*Extrait du texte:*

C’est Grzegorz Lato, ancien attaquant de la grande sélection polonaise demi-finaliste de la Coupe du monde 1974 et nouveau président de la fédération, qui soumet l’idée de faire sans l’Ukraine, quitte à ressusciter le projet d’associer son pays à l’Allemagne, toujours volontaire. Le gouvernement ukrainien s’immisce encore dans l’affaire et change le bureau chargé de l’organisation de l’Euro quand des affaires de corruption remontent à la surface en Pologne et plusieurs membres de la fédération sont arrêtés. On va vers un fiasco et le temps presse. L’UEFA sonne le tocsin et son secrétaire général, David Taylor, se rend sur place.
Les décisions tombent. Côté polonais, Gdansk, Wroclaw, Varsovie et Poznan sont retenues quand Cracovie et Chorzow se voient disqualifiés. Côté ukrainien, seul Kiev passe la barre, Dniepopetrovsk et Odessa passant à la trappe quand Lviv est en sursis.

*Objectif 1:*
D'après le texte, quelle est la seule ville ukrainienne retenue ?
*Objectif 2:*
Reproduisez le passage du texte qui s'ouvre sur « Les décisions tombent. » et se clôt sur « est en sursis. ».
*Objectif 3:*
Selon le texte, pourquoi l'UEFA sonne-t-elle le tocsin et envoie-t-elle son secrétaire général sur place ?
Les données ci-après n'ont aucun lien avec le texte.

*Données fournies:*
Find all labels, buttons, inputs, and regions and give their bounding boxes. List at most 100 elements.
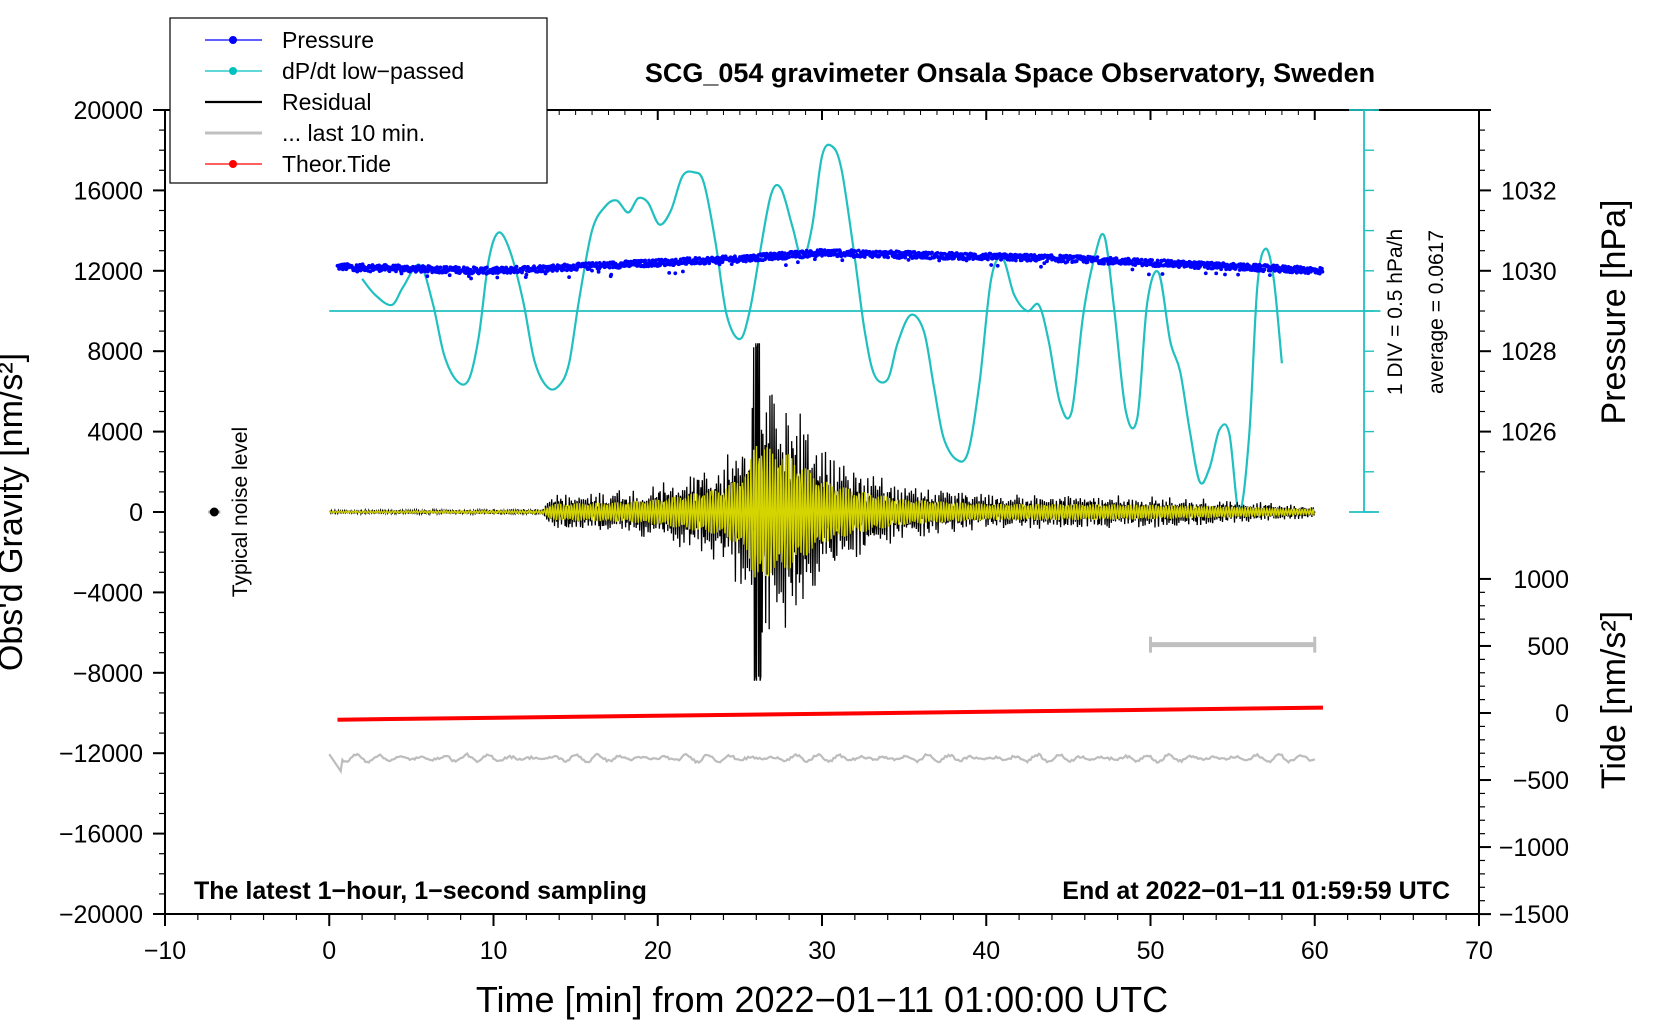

*Réponse complète 1:*
Kiev.

*Réponse complète 2:*
Les décisions tombent. Côté polonais, Gdansk, Wroclaw, Varsovie et Poznan sont retenues quand Cracovie et Chorzow se voient disqualifiés. Côté ukrainien, seul Kiev passe la barre, Dniepopetrovsk et Odessa passant à la trappe quand Lviv est en sursis.

*Réponse complète 3:*
L'organisation de l'Euro va vers un fiasco et le temps presse. Le gouvernement ukrainien s'est immiscé dans l'affaire en changeant le bureau chargé de l'organisation, et des affaires de corruption ont entraîné l'arrestation de plusieurs membres de la fédération en Pologne.